___ Records provided

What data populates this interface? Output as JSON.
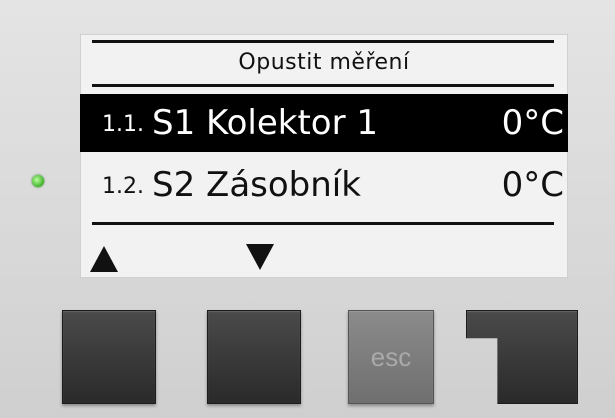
{
  "display": {
    "title": "Opustit měření",
    "rows": [
      {
        "index": "1.1.",
        "name": "S1 Kolektor 1",
        "value": "0°C",
        "selected": true
      },
      {
        "index": "1.2.",
        "name": "S2 Zásobník",
        "value": "0°C",
        "selected": false
      }
    ]
  },
  "buttons": {
    "esc_label": "esc"
  },
  "icons": {
    "up": "arrow-up-icon",
    "down": "arrow-down-icon",
    "led": "status-led"
  },
  "colors": {
    "screen_bg": "#f2f2f2",
    "selection_bg": "#000000",
    "led": "#3fb22a"
  }
}
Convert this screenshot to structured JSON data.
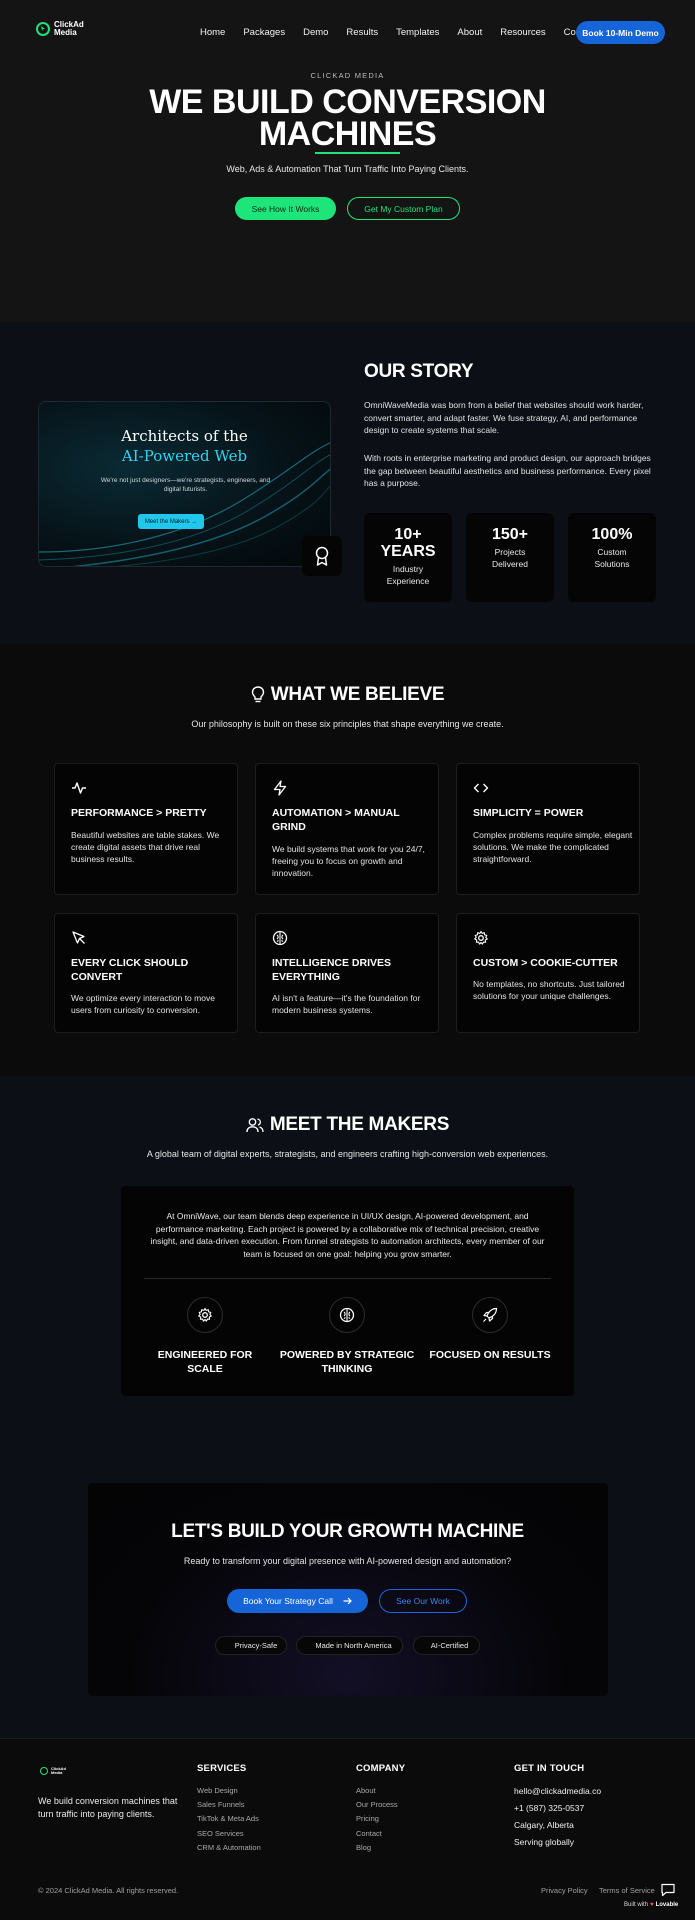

______

Every line above should be repeated exactly; pictures stay out of the copy.

What data populates this interface? Output as JSON.
{
  "display": {
    "title": "Opustit měření",
    "rows": [
      {
        "index": "1.1.",
        "name": "S1 Kolektor 1",
        "value": "0°C",
        "selected": true
      },
      {
        "index": "1.2.",
        "name": "S2 Zásobník",
        "value": "0°C",
        "selected": false
      }
    ]
  },
  "buttons": {
    "esc_label": "esc"
  },
  "icons": {
    "up": "arrow-up-icon",
    "down": "arrow-down-icon",
    "led": "status-led"
  },
  "colors": {
    "screen_bg": "#f2f2f2",
    "selection_bg": "#000000",
    "led": "#3fb22a"
  }
}
Convert this screenshot to structured JSON data.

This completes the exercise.